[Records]
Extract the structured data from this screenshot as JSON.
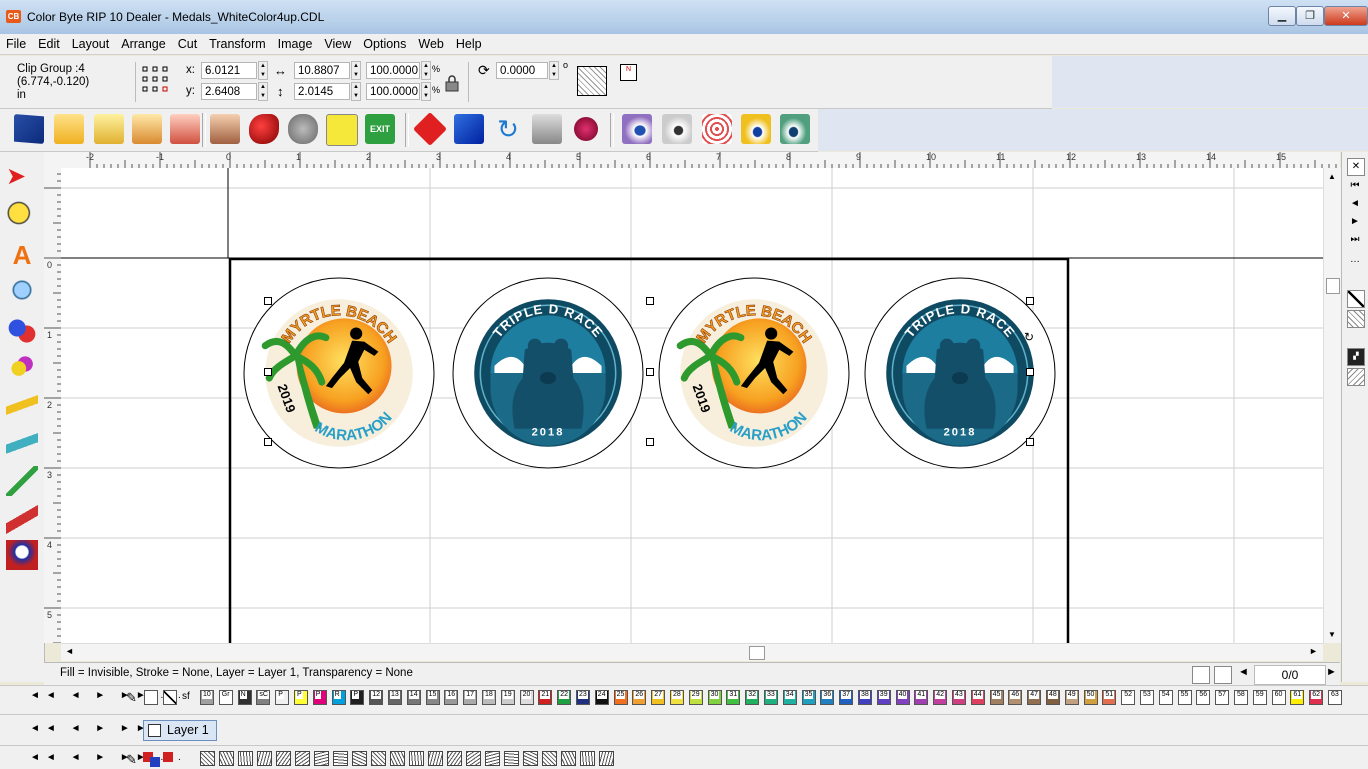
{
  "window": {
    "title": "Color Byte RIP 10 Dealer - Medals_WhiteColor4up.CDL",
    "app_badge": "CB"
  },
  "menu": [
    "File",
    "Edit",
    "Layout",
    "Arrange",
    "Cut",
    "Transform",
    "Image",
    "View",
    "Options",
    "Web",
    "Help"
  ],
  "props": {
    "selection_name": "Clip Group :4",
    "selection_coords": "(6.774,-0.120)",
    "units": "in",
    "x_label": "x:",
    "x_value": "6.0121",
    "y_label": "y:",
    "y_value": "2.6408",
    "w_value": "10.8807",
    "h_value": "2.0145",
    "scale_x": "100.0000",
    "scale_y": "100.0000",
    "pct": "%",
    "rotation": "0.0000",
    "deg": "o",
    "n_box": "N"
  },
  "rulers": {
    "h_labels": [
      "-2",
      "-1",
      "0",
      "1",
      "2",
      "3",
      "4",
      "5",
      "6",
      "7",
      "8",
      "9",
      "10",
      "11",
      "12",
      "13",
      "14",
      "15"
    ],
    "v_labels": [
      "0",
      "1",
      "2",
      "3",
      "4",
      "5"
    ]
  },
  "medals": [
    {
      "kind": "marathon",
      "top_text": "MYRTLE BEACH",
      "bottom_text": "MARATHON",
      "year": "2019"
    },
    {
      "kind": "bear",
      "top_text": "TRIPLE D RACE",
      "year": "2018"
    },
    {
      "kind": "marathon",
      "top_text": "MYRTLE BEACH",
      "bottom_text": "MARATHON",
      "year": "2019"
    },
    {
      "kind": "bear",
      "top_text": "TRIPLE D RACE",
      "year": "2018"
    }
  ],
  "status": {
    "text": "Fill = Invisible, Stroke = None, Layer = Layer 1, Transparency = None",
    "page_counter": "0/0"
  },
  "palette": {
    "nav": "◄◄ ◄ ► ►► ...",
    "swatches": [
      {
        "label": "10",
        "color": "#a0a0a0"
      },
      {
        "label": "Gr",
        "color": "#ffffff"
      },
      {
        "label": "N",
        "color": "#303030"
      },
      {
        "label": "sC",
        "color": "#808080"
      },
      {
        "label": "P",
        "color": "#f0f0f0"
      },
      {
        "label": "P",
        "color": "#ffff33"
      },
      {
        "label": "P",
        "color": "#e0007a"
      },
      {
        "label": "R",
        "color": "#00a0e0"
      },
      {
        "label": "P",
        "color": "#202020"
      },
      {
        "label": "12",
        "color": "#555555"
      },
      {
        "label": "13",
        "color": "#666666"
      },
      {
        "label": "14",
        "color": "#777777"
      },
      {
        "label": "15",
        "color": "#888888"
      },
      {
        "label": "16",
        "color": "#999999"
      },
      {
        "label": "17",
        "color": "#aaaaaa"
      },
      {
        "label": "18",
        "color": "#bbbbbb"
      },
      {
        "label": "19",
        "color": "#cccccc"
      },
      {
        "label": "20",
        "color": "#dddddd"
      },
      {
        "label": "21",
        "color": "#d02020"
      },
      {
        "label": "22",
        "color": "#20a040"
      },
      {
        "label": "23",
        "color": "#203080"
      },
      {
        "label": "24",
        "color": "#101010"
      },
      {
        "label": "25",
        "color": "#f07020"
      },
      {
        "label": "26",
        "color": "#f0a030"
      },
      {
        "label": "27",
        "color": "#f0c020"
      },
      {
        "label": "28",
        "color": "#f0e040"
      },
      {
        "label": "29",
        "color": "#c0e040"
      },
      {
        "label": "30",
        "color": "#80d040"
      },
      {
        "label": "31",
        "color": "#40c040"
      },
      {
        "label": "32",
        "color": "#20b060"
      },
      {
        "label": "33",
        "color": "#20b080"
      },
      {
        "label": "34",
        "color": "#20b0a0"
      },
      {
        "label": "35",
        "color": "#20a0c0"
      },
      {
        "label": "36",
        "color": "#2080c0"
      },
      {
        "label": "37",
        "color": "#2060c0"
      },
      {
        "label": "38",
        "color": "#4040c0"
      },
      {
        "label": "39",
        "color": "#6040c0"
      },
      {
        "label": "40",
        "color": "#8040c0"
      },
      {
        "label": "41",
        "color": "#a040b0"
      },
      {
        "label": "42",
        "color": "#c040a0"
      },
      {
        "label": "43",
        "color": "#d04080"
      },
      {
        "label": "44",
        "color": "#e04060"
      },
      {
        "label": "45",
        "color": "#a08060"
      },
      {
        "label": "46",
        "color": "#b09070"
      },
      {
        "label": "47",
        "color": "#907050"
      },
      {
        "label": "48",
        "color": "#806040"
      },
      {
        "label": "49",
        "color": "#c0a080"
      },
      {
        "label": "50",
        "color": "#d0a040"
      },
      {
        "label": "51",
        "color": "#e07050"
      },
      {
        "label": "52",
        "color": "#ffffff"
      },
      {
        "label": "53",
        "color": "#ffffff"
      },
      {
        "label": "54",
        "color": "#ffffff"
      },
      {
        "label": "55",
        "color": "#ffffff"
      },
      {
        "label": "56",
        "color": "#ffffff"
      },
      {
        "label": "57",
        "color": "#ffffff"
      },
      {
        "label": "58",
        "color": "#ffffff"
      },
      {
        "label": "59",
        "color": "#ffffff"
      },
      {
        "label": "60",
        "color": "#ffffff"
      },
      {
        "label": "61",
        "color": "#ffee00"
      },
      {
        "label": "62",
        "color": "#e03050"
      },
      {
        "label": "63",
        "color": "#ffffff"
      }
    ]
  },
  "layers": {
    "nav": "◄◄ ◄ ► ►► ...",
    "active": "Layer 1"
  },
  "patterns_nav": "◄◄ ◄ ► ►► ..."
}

• [PROMPT]:
Extract the full listing exactly, with the pictures left out.

• [PROBLEM SOLUTION]:
Extract the structured data from this screenshot as JSON.
{
  "window": {
    "title": "Color Byte RIP 10 Dealer - Medals_WhiteColor4up.CDL",
    "app_badge": "CB"
  },
  "menu": [
    "File",
    "Edit",
    "Layout",
    "Arrange",
    "Cut",
    "Transform",
    "Image",
    "View",
    "Options",
    "Web",
    "Help"
  ],
  "props": {
    "selection_name": "Clip Group :4",
    "selection_coords": "(6.774,-0.120)",
    "units": "in",
    "x_label": "x:",
    "x_value": "6.0121",
    "y_label": "y:",
    "y_value": "2.6408",
    "w_value": "10.8807",
    "h_value": "2.0145",
    "scale_x": "100.0000",
    "scale_y": "100.0000",
    "pct": "%",
    "rotation": "0.0000",
    "deg": "o",
    "n_box": "N"
  },
  "rulers": {
    "h_labels": [
      "-2",
      "-1",
      "0",
      "1",
      "2",
      "3",
      "4",
      "5",
      "6",
      "7",
      "8",
      "9",
      "10",
      "11",
      "12",
      "13",
      "14",
      "15"
    ],
    "v_labels": [
      "0",
      "1",
      "2",
      "3",
      "4",
      "5"
    ]
  },
  "medals": [
    {
      "kind": "marathon",
      "top_text": "MYRTLE BEACH",
      "bottom_text": "MARATHON",
      "year": "2019"
    },
    {
      "kind": "bear",
      "top_text": "TRIPLE D RACE",
      "year": "2018"
    },
    {
      "kind": "marathon",
      "top_text": "MYRTLE BEACH",
      "bottom_text": "MARATHON",
      "year": "2019"
    },
    {
      "kind": "bear",
      "top_text": "TRIPLE D RACE",
      "year": "2018"
    }
  ],
  "status": {
    "text": "Fill = Invisible, Stroke = None, Layer = Layer 1, Transparency = None",
    "page_counter": "0/0"
  },
  "palette": {
    "nav": "◄◄ ◄ ► ►► ...",
    "swatches": [
      {
        "label": "10",
        "color": "#a0a0a0"
      },
      {
        "label": "Gr",
        "color": "#ffffff"
      },
      {
        "label": "N",
        "color": "#303030"
      },
      {
        "label": "sC",
        "color": "#808080"
      },
      {
        "label": "P",
        "color": "#f0f0f0"
      },
      {
        "label": "P",
        "color": "#ffff33"
      },
      {
        "label": "P",
        "color": "#e0007a"
      },
      {
        "label": "R",
        "color": "#00a0e0"
      },
      {
        "label": "P",
        "color": "#202020"
      },
      {
        "label": "12",
        "color": "#555555"
      },
      {
        "label": "13",
        "color": "#666666"
      },
      {
        "label": "14",
        "color": "#777777"
      },
      {
        "label": "15",
        "color": "#888888"
      },
      {
        "label": "16",
        "color": "#999999"
      },
      {
        "label": "17",
        "color": "#aaaaaa"
      },
      {
        "label": "18",
        "color": "#bbbbbb"
      },
      {
        "label": "19",
        "color": "#cccccc"
      },
      {
        "label": "20",
        "color": "#dddddd"
      },
      {
        "label": "21",
        "color": "#d02020"
      },
      {
        "label": "22",
        "color": "#20a040"
      },
      {
        "label": "23",
        "color": "#203080"
      },
      {
        "label": "24",
        "color": "#101010"
      },
      {
        "label": "25",
        "color": "#f07020"
      },
      {
        "label": "26",
        "color": "#f0a030"
      },
      {
        "label": "27",
        "color": "#f0c020"
      },
      {
        "label": "28",
        "color": "#f0e040"
      },
      {
        "label": "29",
        "color": "#c0e040"
      },
      {
        "label": "30",
        "color": "#80d040"
      },
      {
        "label": "31",
        "color": "#40c040"
      },
      {
        "label": "32",
        "color": "#20b060"
      },
      {
        "label": "33",
        "color": "#20b080"
      },
      {
        "label": "34",
        "color": "#20b0a0"
      },
      {
        "label": "35",
        "color": "#20a0c0"
      },
      {
        "label": "36",
        "color": "#2080c0"
      },
      {
        "label": "37",
        "color": "#2060c0"
      },
      {
        "label": "38",
        "color": "#4040c0"
      },
      {
        "label": "39",
        "color": "#6040c0"
      },
      {
        "label": "40",
        "color": "#8040c0"
      },
      {
        "label": "41",
        "color": "#a040b0"
      },
      {
        "label": "42",
        "color": "#c040a0"
      },
      {
        "label": "43",
        "color": "#d04080"
      },
      {
        "label": "44",
        "color": "#e04060"
      },
      {
        "label": "45",
        "color": "#a08060"
      },
      {
        "label": "46",
        "color": "#b09070"
      },
      {
        "label": "47",
        "color": "#907050"
      },
      {
        "label": "48",
        "color": "#806040"
      },
      {
        "label": "49",
        "color": "#c0a080"
      },
      {
        "label": "50",
        "color": "#d0a040"
      },
      {
        "label": "51",
        "color": "#e07050"
      },
      {
        "label": "52",
        "color": "#ffffff"
      },
      {
        "label": "53",
        "color": "#ffffff"
      },
      {
        "label": "54",
        "color": "#ffffff"
      },
      {
        "label": "55",
        "color": "#ffffff"
      },
      {
        "label": "56",
        "color": "#ffffff"
      },
      {
        "label": "57",
        "color": "#ffffff"
      },
      {
        "label": "58",
        "color": "#ffffff"
      },
      {
        "label": "59",
        "color": "#ffffff"
      },
      {
        "label": "60",
        "color": "#ffffff"
      },
      {
        "label": "61",
        "color": "#ffee00"
      },
      {
        "label": "62",
        "color": "#e03050"
      },
      {
        "label": "63",
        "color": "#ffffff"
      }
    ]
  },
  "layers": {
    "nav": "◄◄ ◄ ► ►► ...",
    "active": "Layer 1"
  },
  "patterns_nav": "◄◄ ◄ ► ►► ..."
}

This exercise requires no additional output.